Supplied records:
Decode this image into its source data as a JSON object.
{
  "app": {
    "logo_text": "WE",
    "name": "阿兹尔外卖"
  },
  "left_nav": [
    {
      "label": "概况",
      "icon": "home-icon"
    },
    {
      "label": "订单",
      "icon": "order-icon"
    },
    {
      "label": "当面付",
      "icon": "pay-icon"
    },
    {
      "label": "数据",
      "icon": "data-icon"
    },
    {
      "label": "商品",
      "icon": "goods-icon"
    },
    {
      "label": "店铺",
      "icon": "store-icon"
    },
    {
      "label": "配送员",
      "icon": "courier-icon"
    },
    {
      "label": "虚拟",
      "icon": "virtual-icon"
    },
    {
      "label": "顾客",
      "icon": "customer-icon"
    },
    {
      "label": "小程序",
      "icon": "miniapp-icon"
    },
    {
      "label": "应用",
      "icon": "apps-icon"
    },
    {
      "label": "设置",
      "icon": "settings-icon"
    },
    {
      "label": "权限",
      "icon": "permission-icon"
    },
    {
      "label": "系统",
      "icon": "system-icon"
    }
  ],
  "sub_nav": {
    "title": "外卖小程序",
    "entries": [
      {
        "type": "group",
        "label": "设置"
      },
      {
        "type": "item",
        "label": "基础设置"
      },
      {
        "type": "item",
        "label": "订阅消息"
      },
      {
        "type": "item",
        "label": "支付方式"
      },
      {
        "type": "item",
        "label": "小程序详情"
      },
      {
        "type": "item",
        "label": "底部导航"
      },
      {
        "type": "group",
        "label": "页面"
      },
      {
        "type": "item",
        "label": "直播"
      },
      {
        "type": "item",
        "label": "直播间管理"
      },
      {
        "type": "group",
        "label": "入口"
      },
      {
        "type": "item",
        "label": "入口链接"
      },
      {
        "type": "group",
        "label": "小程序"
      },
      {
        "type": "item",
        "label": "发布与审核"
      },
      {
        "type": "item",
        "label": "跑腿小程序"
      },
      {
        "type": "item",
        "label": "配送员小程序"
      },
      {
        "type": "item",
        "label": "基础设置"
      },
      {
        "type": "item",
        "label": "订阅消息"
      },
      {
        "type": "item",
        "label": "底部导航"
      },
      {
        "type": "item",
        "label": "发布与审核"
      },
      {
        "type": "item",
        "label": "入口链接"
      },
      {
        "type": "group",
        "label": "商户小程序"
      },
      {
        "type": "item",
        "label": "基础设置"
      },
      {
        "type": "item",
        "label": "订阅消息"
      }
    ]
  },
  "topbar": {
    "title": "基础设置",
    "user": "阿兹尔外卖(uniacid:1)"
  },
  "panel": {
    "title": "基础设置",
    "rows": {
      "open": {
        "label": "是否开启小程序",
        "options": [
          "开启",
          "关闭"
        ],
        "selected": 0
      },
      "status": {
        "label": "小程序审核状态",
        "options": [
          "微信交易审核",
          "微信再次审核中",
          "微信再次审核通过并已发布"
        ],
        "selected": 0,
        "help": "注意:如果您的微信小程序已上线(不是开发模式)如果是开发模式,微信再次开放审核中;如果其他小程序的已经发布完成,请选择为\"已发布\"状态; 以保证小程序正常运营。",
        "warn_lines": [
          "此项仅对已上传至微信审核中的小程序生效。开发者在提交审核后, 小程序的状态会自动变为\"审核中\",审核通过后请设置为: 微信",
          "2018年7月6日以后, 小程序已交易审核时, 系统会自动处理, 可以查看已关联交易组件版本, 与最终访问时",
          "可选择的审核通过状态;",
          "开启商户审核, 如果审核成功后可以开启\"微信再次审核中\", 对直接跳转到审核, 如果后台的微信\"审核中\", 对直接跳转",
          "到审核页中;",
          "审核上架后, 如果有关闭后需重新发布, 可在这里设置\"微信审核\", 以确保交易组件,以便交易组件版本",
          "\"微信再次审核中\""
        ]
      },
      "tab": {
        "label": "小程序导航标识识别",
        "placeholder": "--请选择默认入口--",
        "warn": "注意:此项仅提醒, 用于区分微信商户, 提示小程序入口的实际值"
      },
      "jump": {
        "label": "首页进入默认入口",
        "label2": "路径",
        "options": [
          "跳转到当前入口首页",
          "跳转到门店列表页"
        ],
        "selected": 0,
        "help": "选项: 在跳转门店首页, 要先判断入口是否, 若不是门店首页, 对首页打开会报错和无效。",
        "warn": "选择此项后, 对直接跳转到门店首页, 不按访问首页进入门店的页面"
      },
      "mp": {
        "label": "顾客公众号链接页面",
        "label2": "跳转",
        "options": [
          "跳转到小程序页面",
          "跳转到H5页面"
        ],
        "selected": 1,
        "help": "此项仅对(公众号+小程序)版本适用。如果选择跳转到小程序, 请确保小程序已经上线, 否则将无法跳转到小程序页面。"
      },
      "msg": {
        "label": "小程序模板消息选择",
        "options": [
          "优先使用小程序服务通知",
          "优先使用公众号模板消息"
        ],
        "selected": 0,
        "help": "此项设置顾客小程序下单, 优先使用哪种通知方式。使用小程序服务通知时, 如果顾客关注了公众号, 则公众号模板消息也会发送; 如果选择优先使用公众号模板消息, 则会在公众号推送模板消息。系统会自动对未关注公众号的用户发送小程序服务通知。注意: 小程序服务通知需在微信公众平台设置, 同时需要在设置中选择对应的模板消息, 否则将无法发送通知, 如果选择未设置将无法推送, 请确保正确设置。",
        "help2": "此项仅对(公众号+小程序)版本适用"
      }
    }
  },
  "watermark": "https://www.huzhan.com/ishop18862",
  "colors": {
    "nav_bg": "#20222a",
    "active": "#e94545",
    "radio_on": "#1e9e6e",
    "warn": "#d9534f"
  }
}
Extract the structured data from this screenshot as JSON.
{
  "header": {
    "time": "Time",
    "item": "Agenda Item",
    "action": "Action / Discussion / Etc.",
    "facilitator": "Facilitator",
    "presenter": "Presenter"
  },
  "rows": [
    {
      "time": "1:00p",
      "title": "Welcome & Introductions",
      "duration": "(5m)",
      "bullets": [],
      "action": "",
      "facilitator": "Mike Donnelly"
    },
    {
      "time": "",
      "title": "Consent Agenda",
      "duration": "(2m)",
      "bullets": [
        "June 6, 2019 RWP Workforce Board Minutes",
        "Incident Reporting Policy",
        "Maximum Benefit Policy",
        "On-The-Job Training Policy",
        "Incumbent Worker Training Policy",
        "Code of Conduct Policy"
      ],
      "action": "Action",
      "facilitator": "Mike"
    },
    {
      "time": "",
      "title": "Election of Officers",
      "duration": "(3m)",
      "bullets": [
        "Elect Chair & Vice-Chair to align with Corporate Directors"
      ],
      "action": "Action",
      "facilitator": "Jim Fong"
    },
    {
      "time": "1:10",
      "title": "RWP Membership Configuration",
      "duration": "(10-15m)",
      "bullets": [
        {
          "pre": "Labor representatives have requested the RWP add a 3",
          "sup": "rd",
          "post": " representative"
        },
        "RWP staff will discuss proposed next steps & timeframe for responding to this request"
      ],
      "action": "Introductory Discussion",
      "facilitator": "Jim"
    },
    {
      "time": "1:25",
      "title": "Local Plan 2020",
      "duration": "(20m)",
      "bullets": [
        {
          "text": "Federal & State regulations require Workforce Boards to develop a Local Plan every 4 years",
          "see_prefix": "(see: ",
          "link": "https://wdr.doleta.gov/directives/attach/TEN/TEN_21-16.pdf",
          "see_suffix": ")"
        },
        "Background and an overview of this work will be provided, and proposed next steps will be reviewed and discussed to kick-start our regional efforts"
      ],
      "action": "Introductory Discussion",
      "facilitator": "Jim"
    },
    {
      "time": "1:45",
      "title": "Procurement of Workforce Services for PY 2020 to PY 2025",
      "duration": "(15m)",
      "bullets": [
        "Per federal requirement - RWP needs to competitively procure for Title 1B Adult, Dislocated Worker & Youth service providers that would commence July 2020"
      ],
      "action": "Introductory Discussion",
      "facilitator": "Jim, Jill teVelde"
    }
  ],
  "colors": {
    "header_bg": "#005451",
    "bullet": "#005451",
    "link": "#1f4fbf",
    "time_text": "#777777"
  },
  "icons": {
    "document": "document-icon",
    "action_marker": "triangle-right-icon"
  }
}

Exercise requirements: Scan the material above for the word "Local". Copy each line where it occurs.

Exercise answer:
      "title": "Local Plan 2020",
          "text": "Federal & State regulations require Workforce Boards to develop a Local Plan every 4 years",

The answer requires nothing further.